** begin DATA SHOWN **
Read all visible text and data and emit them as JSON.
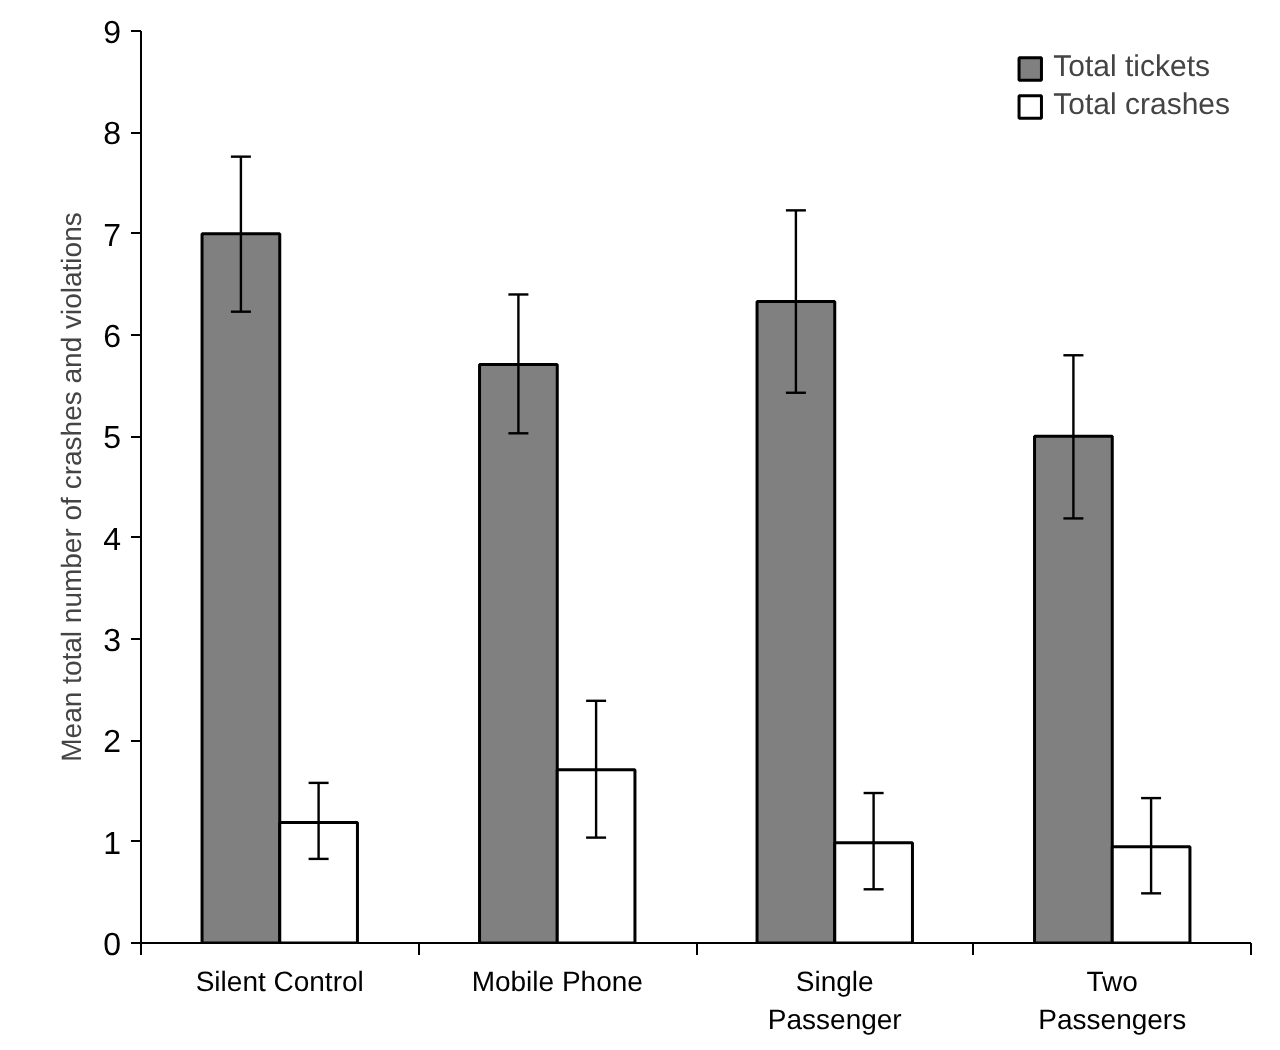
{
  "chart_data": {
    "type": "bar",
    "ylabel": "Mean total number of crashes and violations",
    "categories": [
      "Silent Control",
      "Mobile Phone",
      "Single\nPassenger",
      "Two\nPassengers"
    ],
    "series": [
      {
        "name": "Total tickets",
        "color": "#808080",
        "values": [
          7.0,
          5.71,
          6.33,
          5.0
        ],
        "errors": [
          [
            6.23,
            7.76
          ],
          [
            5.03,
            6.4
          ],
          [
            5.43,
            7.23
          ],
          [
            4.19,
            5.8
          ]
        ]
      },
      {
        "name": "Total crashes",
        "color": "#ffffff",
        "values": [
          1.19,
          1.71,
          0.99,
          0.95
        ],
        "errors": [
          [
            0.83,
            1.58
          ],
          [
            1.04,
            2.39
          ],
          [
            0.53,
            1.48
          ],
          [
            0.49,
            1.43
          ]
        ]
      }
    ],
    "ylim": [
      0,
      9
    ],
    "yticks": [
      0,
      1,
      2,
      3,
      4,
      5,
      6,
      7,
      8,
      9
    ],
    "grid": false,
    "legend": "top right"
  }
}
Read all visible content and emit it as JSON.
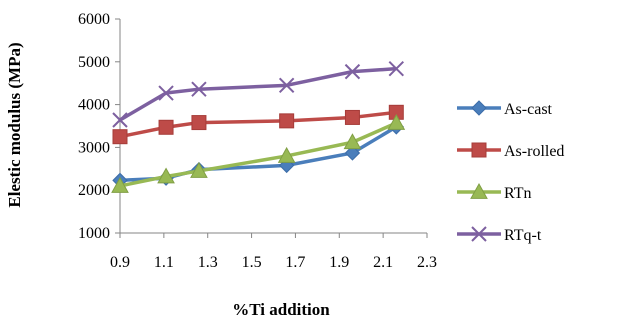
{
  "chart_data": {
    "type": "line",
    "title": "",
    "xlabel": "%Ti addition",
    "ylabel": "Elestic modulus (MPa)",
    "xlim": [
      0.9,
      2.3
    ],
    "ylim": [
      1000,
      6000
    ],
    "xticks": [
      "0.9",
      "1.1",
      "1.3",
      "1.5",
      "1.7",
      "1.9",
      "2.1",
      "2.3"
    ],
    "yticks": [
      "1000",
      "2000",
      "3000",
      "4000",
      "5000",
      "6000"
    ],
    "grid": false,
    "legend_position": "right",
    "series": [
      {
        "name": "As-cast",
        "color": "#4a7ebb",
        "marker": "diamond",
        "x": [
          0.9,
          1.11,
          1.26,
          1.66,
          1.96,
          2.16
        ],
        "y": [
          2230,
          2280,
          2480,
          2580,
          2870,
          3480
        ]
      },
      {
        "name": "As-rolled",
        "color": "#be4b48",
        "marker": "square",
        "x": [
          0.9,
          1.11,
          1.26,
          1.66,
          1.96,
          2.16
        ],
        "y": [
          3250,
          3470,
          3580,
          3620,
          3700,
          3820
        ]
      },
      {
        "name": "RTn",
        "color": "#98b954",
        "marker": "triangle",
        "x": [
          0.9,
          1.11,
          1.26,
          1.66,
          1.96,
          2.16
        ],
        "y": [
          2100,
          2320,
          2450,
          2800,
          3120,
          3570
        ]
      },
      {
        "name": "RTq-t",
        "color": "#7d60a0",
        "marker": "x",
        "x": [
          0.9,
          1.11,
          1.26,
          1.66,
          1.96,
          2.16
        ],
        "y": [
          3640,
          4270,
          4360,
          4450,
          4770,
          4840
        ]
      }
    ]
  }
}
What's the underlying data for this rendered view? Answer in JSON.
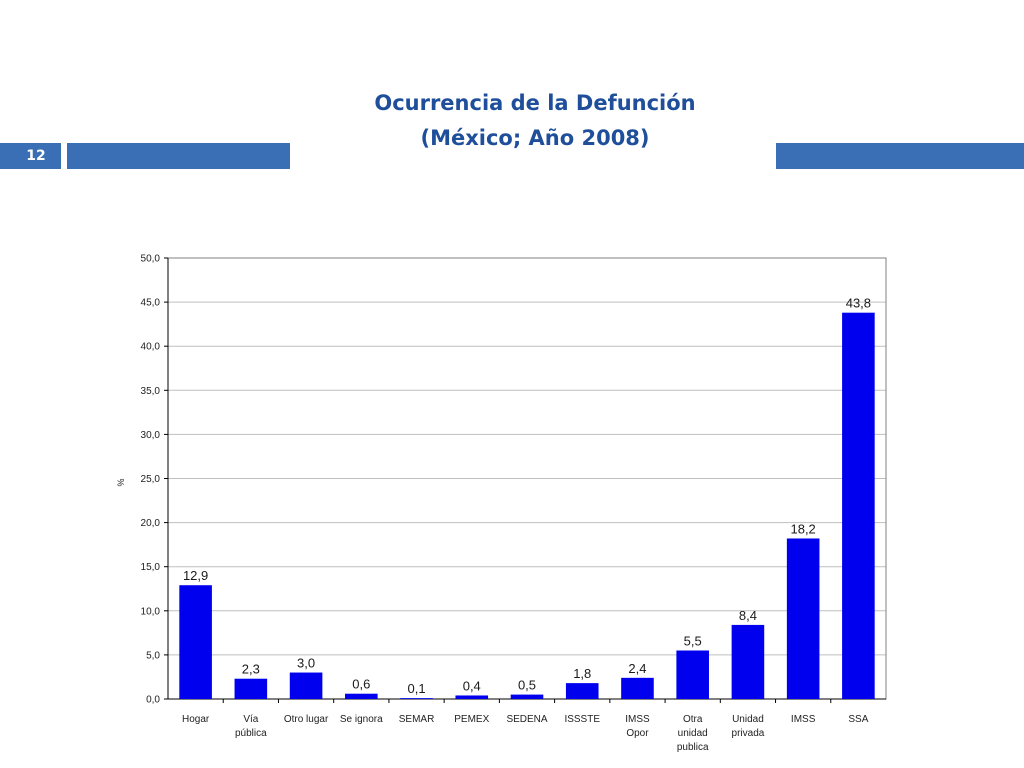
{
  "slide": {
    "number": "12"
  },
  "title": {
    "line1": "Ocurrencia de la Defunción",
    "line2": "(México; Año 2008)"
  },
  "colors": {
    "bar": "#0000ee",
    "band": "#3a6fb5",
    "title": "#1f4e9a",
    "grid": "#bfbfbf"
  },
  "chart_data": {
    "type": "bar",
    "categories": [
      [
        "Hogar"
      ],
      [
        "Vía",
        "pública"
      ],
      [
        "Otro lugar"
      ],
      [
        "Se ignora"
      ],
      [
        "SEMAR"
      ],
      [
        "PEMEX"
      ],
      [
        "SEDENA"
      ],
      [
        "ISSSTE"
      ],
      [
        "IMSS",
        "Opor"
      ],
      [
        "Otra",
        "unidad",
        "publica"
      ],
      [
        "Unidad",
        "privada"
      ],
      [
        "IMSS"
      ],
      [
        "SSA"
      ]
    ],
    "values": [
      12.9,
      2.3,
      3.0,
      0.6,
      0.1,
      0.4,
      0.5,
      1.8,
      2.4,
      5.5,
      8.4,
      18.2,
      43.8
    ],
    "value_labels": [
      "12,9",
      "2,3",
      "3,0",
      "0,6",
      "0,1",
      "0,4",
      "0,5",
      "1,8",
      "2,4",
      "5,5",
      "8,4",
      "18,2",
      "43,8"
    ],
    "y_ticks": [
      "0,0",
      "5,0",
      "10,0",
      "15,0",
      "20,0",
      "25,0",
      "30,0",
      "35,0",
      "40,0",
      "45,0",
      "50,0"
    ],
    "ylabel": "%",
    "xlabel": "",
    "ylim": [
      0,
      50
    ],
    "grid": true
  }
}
** end DATA SHOWN **
• **WHAT TO DO**
Every record above should be transcribed exactly; the pictures stay out of the copy.

• **OUTPUT FOR THIS TASK**
Read all visible text and data and emit them as JSON.
{
  "chart_data": {
    "type": "bar",
    "ylabel": "Mean total number of crashes and violations",
    "categories": [
      "Silent Control",
      "Mobile Phone",
      "Single\nPassenger",
      "Two\nPassengers"
    ],
    "series": [
      {
        "name": "Total tickets",
        "color": "#808080",
        "values": [
          7.0,
          5.71,
          6.33,
          5.0
        ],
        "errors": [
          [
            6.23,
            7.76
          ],
          [
            5.03,
            6.4
          ],
          [
            5.43,
            7.23
          ],
          [
            4.19,
            5.8
          ]
        ]
      },
      {
        "name": "Total crashes",
        "color": "#ffffff",
        "values": [
          1.19,
          1.71,
          0.99,
          0.95
        ],
        "errors": [
          [
            0.83,
            1.58
          ],
          [
            1.04,
            2.39
          ],
          [
            0.53,
            1.48
          ],
          [
            0.49,
            1.43
          ]
        ]
      }
    ],
    "ylim": [
      0,
      9
    ],
    "yticks": [
      0,
      1,
      2,
      3,
      4,
      5,
      6,
      7,
      8,
      9
    ],
    "grid": false,
    "legend": "top right"
  }
}
Read all visible content and emit it as JSON.
{
  "chart_data": {
    "type": "line",
    "title": "",
    "xlabel": "%Ti addition",
    "ylabel": "Elestic modulus (MPa)",
    "xlim": [
      0.9,
      2.3
    ],
    "ylim": [
      1000,
      6000
    ],
    "xticks": [
      "0.9",
      "1.1",
      "1.3",
      "1.5",
      "1.7",
      "1.9",
      "2.1",
      "2.3"
    ],
    "yticks": [
      "1000",
      "2000",
      "3000",
      "4000",
      "5000",
      "6000"
    ],
    "grid": false,
    "legend_position": "right",
    "series": [
      {
        "name": "As-cast",
        "color": "#4a7ebb",
        "marker": "diamond",
        "x": [
          0.9,
          1.11,
          1.26,
          1.66,
          1.96,
          2.16
        ],
        "y": [
          2230,
          2280,
          2480,
          2580,
          2870,
          3480
        ]
      },
      {
        "name": "As-rolled",
        "color": "#be4b48",
        "marker": "square",
        "x": [
          0.9,
          1.11,
          1.26,
          1.66,
          1.96,
          2.16
        ],
        "y": [
          3250,
          3470,
          3580,
          3620,
          3700,
          3820
        ]
      },
      {
        "name": "RTn",
        "color": "#98b954",
        "marker": "triangle",
        "x": [
          0.9,
          1.11,
          1.26,
          1.66,
          1.96,
          2.16
        ],
        "y": [
          2100,
          2320,
          2450,
          2800,
          3120,
          3570
        ]
      },
      {
        "name": "RTq-t",
        "color": "#7d60a0",
        "marker": "x",
        "x": [
          0.9,
          1.11,
          1.26,
          1.66,
          1.96,
          2.16
        ],
        "y": [
          3640,
          4270,
          4360,
          4450,
          4770,
          4840
        ]
      }
    ]
  }
}
What's the underlying data for this rendered view? Answer in JSON.
{
  "slide": {
    "number": "12"
  },
  "title": {
    "line1": "Ocurrencia de la Defunción",
    "line2": "(México; Año 2008)"
  },
  "colors": {
    "bar": "#0000ee",
    "band": "#3a6fb5",
    "title": "#1f4e9a",
    "grid": "#bfbfbf"
  },
  "chart_data": {
    "type": "bar",
    "categories": [
      [
        "Hogar"
      ],
      [
        "Vía",
        "pública"
      ],
      [
        "Otro lugar"
      ],
      [
        "Se ignora"
      ],
      [
        "SEMAR"
      ],
      [
        "PEMEX"
      ],
      [
        "SEDENA"
      ],
      [
        "ISSSTE"
      ],
      [
        "IMSS",
        "Opor"
      ],
      [
        "Otra",
        "unidad",
        "publica"
      ],
      [
        "Unidad",
        "privada"
      ],
      [
        "IMSS"
      ],
      [
        "SSA"
      ]
    ],
    "values": [
      12.9,
      2.3,
      3.0,
      0.6,
      0.1,
      0.4,
      0.5,
      1.8,
      2.4,
      5.5,
      8.4,
      18.2,
      43.8
    ],
    "value_labels": [
      "12,9",
      "2,3",
      "3,0",
      "0,6",
      "0,1",
      "0,4",
      "0,5",
      "1,8",
      "2,4",
      "5,5",
      "8,4",
      "18,2",
      "43,8"
    ],
    "y_ticks": [
      "0,0",
      "5,0",
      "10,0",
      "15,0",
      "20,0",
      "25,0",
      "30,0",
      "35,0",
      "40,0",
      "45,0",
      "50,0"
    ],
    "ylabel": "%",
    "xlabel": "",
    "ylim": [
      0,
      50
    ],
    "grid": true
  }
}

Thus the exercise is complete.